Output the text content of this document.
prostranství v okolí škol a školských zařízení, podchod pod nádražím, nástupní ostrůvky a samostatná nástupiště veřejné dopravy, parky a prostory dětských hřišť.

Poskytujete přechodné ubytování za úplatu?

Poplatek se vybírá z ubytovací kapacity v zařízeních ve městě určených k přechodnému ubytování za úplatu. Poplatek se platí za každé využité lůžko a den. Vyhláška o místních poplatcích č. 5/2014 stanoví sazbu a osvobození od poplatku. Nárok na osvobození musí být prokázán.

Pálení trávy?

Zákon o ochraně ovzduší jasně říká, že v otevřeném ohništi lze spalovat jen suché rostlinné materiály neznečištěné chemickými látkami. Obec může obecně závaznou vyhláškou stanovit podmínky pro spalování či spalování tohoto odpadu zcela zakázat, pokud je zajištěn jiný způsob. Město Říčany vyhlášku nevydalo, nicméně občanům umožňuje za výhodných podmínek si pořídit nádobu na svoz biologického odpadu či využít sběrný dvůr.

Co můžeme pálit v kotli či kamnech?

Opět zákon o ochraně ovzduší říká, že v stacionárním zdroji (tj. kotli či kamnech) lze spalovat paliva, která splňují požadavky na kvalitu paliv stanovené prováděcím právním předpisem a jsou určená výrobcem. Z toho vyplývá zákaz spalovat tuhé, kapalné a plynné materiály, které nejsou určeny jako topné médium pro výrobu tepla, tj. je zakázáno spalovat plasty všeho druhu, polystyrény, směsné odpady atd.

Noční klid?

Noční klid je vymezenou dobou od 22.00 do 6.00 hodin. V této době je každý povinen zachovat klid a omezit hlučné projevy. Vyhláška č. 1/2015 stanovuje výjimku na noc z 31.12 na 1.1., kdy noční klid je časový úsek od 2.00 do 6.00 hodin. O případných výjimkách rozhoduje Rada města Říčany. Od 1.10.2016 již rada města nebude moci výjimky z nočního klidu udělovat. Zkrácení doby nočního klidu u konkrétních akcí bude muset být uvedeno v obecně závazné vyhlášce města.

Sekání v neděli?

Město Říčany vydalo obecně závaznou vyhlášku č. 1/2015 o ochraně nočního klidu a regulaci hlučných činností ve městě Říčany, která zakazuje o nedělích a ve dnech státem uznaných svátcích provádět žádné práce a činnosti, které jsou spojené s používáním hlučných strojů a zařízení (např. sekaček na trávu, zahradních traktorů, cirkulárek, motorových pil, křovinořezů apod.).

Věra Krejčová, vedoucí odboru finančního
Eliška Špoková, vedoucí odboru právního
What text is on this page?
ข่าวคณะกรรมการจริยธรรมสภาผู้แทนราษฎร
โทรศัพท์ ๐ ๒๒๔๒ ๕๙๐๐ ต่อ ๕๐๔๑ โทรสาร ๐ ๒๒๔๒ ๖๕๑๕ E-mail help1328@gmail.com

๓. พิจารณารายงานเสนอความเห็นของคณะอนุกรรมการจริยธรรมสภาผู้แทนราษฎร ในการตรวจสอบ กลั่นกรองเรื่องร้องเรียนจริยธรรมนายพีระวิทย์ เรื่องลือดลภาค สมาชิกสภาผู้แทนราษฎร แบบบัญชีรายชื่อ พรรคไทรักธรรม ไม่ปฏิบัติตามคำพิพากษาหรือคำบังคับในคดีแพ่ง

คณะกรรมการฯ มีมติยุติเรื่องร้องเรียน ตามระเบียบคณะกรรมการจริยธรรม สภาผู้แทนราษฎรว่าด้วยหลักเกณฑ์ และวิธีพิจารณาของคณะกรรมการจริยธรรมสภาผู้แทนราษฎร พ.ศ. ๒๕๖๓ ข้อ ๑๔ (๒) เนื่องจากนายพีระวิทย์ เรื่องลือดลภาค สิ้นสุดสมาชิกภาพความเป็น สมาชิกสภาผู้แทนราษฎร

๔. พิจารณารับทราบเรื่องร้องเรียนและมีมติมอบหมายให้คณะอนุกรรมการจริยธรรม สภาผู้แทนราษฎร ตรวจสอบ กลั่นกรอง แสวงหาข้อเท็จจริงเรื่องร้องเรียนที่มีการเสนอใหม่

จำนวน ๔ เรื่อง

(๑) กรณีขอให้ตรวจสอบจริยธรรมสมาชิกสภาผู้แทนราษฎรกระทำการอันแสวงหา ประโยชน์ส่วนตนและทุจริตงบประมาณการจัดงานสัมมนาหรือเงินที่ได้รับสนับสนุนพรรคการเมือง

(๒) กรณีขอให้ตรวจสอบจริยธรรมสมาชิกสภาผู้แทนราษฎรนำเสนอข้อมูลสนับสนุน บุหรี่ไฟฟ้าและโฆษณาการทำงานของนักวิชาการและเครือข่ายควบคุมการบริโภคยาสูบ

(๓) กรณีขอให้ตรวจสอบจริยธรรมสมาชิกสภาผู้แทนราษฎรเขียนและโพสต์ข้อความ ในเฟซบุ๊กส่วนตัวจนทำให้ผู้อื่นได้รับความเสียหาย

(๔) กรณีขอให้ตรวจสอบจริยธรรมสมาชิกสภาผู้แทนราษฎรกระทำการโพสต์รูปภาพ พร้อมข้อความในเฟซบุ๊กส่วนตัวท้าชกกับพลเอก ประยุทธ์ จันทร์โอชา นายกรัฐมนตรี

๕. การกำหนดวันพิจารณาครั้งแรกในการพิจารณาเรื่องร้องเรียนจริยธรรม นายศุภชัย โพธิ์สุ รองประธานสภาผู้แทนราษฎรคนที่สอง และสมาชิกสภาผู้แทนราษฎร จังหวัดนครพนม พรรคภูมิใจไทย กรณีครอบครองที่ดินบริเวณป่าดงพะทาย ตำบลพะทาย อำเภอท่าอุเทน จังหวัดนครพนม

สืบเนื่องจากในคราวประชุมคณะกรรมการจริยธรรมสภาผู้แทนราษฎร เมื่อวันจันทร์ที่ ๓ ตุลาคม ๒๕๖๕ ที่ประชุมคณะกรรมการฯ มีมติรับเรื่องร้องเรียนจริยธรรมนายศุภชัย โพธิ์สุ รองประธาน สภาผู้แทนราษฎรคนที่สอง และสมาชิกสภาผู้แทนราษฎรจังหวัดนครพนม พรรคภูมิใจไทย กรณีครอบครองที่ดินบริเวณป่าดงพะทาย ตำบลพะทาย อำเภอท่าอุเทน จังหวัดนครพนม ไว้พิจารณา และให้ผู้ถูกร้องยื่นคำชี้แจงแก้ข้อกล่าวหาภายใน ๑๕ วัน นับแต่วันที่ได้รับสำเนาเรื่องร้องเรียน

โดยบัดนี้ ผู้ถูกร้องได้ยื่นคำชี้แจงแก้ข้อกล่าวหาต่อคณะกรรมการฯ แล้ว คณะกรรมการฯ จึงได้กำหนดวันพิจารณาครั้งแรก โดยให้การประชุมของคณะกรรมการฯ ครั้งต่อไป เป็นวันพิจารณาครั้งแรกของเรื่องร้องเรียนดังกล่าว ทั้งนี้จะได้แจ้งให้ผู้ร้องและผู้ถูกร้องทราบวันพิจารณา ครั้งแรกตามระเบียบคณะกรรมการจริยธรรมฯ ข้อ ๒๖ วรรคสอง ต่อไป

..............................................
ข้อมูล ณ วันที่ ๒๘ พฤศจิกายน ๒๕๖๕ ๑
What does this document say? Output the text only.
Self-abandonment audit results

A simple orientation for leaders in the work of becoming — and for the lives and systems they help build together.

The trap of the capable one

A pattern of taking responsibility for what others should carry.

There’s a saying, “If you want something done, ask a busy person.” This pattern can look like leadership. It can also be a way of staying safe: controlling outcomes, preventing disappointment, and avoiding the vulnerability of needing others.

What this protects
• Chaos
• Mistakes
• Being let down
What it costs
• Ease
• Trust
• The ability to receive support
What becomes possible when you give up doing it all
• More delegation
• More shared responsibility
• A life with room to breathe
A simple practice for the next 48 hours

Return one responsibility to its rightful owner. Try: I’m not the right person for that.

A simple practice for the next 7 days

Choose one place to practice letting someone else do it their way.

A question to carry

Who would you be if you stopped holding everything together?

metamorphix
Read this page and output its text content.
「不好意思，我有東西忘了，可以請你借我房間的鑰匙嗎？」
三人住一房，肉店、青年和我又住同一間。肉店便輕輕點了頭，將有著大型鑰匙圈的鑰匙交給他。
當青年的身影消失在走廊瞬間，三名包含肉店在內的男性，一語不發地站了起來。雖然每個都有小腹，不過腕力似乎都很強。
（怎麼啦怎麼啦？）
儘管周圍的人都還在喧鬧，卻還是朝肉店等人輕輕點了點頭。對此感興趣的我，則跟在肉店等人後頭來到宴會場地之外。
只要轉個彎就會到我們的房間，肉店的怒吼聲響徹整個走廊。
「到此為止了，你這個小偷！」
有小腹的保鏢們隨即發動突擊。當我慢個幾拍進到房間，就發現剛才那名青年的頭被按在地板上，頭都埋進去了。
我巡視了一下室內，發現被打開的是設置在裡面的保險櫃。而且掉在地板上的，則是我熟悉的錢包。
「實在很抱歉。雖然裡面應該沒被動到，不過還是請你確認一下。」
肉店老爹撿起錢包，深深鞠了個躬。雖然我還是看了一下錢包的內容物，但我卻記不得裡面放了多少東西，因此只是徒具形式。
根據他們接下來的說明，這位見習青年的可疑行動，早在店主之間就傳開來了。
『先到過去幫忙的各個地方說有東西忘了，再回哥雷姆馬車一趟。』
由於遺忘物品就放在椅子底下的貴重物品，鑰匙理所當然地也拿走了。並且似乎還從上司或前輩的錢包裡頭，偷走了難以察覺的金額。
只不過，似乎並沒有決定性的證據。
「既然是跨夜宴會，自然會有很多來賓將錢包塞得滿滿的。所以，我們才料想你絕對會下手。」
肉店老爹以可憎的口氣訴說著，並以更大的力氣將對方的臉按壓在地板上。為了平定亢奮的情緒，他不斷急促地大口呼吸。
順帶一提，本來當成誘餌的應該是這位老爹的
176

^^^^^^^^

→ **Problem statement**: Retype only the lines running from the line with "Read this page and output its text content." to the end of the listing, including both of those lines.

→ **Answer**:
Read this page and output its text content.
「不好意思，我有東西忘了，可以請你借我房間的鑰匙嗎？」
三人住一房，肉店、青年和我又住同一間。肉店便輕輕點了頭，將有著大型鑰匙圈的鑰匙交給他。
當青年的身影消失在走廊瞬間，三名包含肉店在內的男性，一語不發地站了起來。雖然每個都有小腹，不過腕力似乎都很強。
（怎麼啦怎麼啦？）
儘管周圍的人都還在喧鬧，卻還是朝肉店等人輕輕點了點頭。對此感興趣的我，則跟在肉店等人後頭來到宴會場地之外。
只要轉個彎就會到我們的房間，肉店的怒吼聲響徹整個走廊。
「到此為止了，你這個小偷！」
有小腹的保鏢們隨即發動突擊。當我慢個幾拍進到房間，就發現剛才那名青年的頭被按在地板上，頭都埋進去了。
我巡視了一下室內，發現被打開的是設置在裡面的保險櫃。而且掉在地板上的，則是我熟悉的錢包。
「實在很抱歉。雖然裡面應該沒被動到，不過還是請你確認一下。」
肉店老爹撿起錢包，深深鞠了個躬。雖然我還是看了一下錢包的內容物，但我卻記不得裡面放了多少東西，因此只是徒具形式。
根據他們接下來的說明，這位見習青年的可疑行動，早在店主之間就傳開來了。
『先到過去幫忙的各個地方說有東西忘了，再回哥雷姆馬車一趟。』
由於遺忘物品就放在椅子底下的貴重物品，鑰匙理所當然地也拿走了。並且似乎還從上司或前輩的錢包裡頭，偷走了難以察覺的金額。
只不過，似乎並沒有決定性的證據。
「既然是跨夜宴會，自然會有很多來賓將錢包塞得滿滿的。所以，我們才料想你絕對會下手。」
肉店老爹以可憎的口氣訴說著，並以更大的力氣將對方的臉按壓在地板上。為了平定亢奮的情緒，他不斷急促地大口呼吸。
順帶一提，本來當成誘餌的應該是這位老爹的
176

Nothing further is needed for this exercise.